*Data in this exercise:*
+ + +

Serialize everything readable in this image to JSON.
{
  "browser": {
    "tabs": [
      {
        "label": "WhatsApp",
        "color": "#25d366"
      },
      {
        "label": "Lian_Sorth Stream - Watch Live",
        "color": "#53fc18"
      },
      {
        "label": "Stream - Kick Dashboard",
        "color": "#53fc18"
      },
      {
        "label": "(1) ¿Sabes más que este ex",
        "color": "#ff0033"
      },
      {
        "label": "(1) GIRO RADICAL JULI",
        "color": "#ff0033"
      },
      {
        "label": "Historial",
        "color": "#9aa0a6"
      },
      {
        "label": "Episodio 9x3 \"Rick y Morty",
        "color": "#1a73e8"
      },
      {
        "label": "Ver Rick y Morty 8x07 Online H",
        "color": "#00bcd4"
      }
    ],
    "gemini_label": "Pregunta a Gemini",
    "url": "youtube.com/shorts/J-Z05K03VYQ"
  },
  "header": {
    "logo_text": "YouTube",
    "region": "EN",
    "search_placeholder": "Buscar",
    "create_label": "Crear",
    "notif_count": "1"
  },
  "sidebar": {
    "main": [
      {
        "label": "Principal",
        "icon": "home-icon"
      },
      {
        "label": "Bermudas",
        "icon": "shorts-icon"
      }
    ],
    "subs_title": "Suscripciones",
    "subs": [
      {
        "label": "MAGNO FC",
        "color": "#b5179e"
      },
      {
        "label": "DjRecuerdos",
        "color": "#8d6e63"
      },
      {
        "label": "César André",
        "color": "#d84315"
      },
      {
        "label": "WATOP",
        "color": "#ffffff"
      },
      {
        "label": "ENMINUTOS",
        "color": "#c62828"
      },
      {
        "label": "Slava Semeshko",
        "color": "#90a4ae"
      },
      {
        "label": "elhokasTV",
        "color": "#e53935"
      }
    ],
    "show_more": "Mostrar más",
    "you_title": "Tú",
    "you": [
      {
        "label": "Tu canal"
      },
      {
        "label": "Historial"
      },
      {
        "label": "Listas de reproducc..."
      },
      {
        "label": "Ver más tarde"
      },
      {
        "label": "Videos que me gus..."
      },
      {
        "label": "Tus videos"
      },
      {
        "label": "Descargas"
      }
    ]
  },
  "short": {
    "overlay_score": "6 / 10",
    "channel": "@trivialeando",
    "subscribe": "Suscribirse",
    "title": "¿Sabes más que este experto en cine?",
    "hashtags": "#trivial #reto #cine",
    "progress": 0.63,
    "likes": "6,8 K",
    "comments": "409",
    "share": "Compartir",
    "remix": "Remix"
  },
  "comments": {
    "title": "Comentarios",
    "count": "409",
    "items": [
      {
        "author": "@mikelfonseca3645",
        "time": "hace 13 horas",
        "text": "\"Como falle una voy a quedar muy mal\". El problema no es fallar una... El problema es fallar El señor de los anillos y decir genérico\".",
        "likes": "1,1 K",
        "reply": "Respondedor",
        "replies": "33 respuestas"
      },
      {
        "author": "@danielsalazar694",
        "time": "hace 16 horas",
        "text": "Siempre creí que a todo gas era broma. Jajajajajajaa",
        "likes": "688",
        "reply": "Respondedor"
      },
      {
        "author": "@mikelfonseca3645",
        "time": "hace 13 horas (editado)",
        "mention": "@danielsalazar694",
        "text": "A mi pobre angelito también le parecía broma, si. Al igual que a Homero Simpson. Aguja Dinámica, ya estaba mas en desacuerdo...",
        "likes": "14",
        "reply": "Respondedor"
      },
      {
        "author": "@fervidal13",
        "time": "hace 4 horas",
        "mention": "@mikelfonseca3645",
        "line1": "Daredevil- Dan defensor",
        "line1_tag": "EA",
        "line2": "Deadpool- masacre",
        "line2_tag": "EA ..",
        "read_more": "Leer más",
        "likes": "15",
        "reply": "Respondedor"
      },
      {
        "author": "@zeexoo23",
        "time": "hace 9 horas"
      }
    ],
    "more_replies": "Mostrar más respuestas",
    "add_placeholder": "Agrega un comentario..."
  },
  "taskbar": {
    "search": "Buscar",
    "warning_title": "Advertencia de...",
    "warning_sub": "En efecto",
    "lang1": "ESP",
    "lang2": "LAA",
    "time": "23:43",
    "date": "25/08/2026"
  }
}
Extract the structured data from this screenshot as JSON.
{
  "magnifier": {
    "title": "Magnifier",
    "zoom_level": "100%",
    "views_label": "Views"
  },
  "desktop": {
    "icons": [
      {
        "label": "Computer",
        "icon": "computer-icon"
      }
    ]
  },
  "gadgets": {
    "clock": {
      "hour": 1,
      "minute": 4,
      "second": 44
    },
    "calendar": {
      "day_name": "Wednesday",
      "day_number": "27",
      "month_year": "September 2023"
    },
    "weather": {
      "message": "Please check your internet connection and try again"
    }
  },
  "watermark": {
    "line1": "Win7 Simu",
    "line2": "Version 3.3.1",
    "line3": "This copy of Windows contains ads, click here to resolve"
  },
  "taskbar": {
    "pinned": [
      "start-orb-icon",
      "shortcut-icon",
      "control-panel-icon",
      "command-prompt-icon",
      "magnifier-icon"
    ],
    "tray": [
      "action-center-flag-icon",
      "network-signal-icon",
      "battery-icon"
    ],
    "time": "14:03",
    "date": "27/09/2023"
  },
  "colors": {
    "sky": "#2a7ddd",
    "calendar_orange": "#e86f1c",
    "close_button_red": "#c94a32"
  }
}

+ + +

*Stated task:*
Extract the complete set of records unchanged.

*Written solution:*
Serialize everything readable in this image to JSON.
{
  "browser": {
    "tabs": [
      {
        "label": "WhatsApp",
        "color": "#25d366"
      },
      {
        "label": "Lian_Sorth Stream - Watch Live",
        "color": "#53fc18"
      },
      {
        "label": "Stream - Kick Dashboard",
        "color": "#53fc18"
      },
      {
        "label": "(1) ¿Sabes más que este ex",
        "color": "#ff0033"
      },
      {
        "label": "(1) GIRO RADICAL JULI",
        "color": "#ff0033"
      },
      {
        "label": "Historial",
        "color": "#9aa0a6"
      },
      {
        "label": "Episodio 9x3 \"Rick y Morty",
        "color": "#1a73e8"
      },
      {
        "label": "Ver Rick y Morty 8x07 Online H",
        "color": "#00bcd4"
      }
    ],
    "gemini_label": "Pregunta a Gemini",
    "url": "youtube.com/shorts/J-Z05K03VYQ"
  },
  "header": {
    "logo_text": "YouTube",
    "region": "EN",
    "search_placeholder": "Buscar",
    "create_label": "Crear",
    "notif_count": "1"
  },
  "sidebar": {
    "main": [
      {
        "label": "Principal",
        "icon": "home-icon"
      },
      {
        "label": "Bermudas",
        "icon": "shorts-icon"
      }
    ],
    "subs_title": "Suscripciones",
    "subs": [
      {
        "label": "MAGNO FC",
        "color": "#b5179e"
      },
      {
        "label": "DjRecuerdos",
        "color": "#8d6e63"
      },
      {
        "label": "César André",
        "color": "#d84315"
      },
      {
        "label": "WATOP",
        "color": "#ffffff"
      },
      {
        "label": "ENMINUTOS",
        "color": "#c62828"
      },
      {
        "label": "Slava Semeshko",
        "color": "#90a4ae"
      },
      {
        "label": "elhokasTV",
        "color": "#e53935"
      }
    ],
    "show_more": "Mostrar más",
    "you_title": "Tú",
    "you": [
      {
        "label": "Tu canal"
      },
      {
        "label": "Historial"
      },
      {
        "label": "Listas de reproducc..."
      },
      {
        "label": "Ver más tarde"
      },
      {
        "label": "Videos que me gus..."
      },
      {
        "label": "Tus videos"
      },
      {
        "label": "Descargas"
      }
    ]
  },
  "short": {
    "overlay_score": "6 / 10",
    "channel": "@trivialeando",
    "subscribe": "Suscribirse",
    "title": "¿Sabes más que este experto en cine?",
    "hashtags": "#trivial #reto #cine",
    "progress": 0.63,
    "likes": "6,8 K",
    "comments": "409",
    "share": "Compartir",
    "remix": "Remix"
  },
  "comments": {
    "title": "Comentarios",
    "count": "409",
    "items": [
      {
        "author": "@mikelfonseca3645",
        "time": "hace 13 horas",
        "text": "\"Como falle una voy a quedar muy mal\". El problema no es fallar una... El problema es fallar El señor de los anillos y decir genérico\".",
        "likes": "1,1 K",
        "reply": "Respondedor",
        "replies": "33 respuestas"
      },
      {
        "author": "@danielsalazar694",
        "time": "hace 16 horas",
        "text": "Siempre creí que a todo gas era broma. Jajajajajajaa",
        "likes": "688",
        "reply": "Respondedor"
      },
      {
        "author": "@mikelfonseca3645",
        "time": "hace 13 horas (editado)",
        "mention": "@danielsalazar694",
        "text": "A mi pobre angelito también le parecía broma, si. Al igual que a Homero Simpson. Aguja Dinámica, ya estaba mas en desacuerdo...",
        "likes": "14",
        "reply": "Respondedor"
      },
      {
        "author": "@fervidal13",
        "time": "hace 4 horas",
        "mention": "@mikelfonseca3645",
        "line1": "Daredevil- Dan defensor",
        "line1_tag": "EA",
        "line2": "Deadpool- masacre",
        "line2_tag": "EA ..",
        "read_more": "Leer más",
        "likes": "15",
        "reply": "Respondedor"
      },
      {
        "author": "@zeexoo23",
        "time": "hace 9 horas"
      }
    ],
    "more_replies": "Mostrar más respuestas",
    "add_placeholder": "Agrega un comentario..."
  },
  "taskbar": {
    "search": "Buscar",
    "warning_title": "Advertencia de...",
    "warning_sub": "En efecto",
    "lang1": "ESP",
    "lang2": "LAA",
    "time": "23:43",
    "date": "25/08/2026"
  }
}
Extract the structured data from this screenshot as JSON.
{
  "magnifier": {
    "title": "Magnifier",
    "zoom_level": "100%",
    "views_label": "Views"
  },
  "desktop": {
    "icons": [
      {
        "label": "Computer",
        "icon": "computer-icon"
      }
    ]
  },
  "gadgets": {
    "clock": {
      "hour": 1,
      "minute": 4,
      "second": 44
    },
    "calendar": {
      "day_name": "Wednesday",
      "day_number": "27",
      "month_year": "September 2023"
    },
    "weather": {
      "message": "Please check your internet connection and try again"
    }
  },
  "watermark": {
    "line1": "Win7 Simu",
    "line2": "Version 3.3.1",
    "line3": "This copy of Windows contains ads, click here to resolve"
  },
  "taskbar": {
    "pinned": [
      "start-orb-icon",
      "shortcut-icon",
      "control-panel-icon",
      "command-prompt-icon",
      "magnifier-icon"
    ],
    "tray": [
      "action-center-flag-icon",
      "network-signal-icon",
      "battery-icon"
    ],
    "time": "14:03",
    "date": "27/09/2023"
  },
  "colors": {
    "sky": "#2a7ddd",
    "calendar_orange": "#e86f1c",
    "close_button_red": "#c94a32"
  }
}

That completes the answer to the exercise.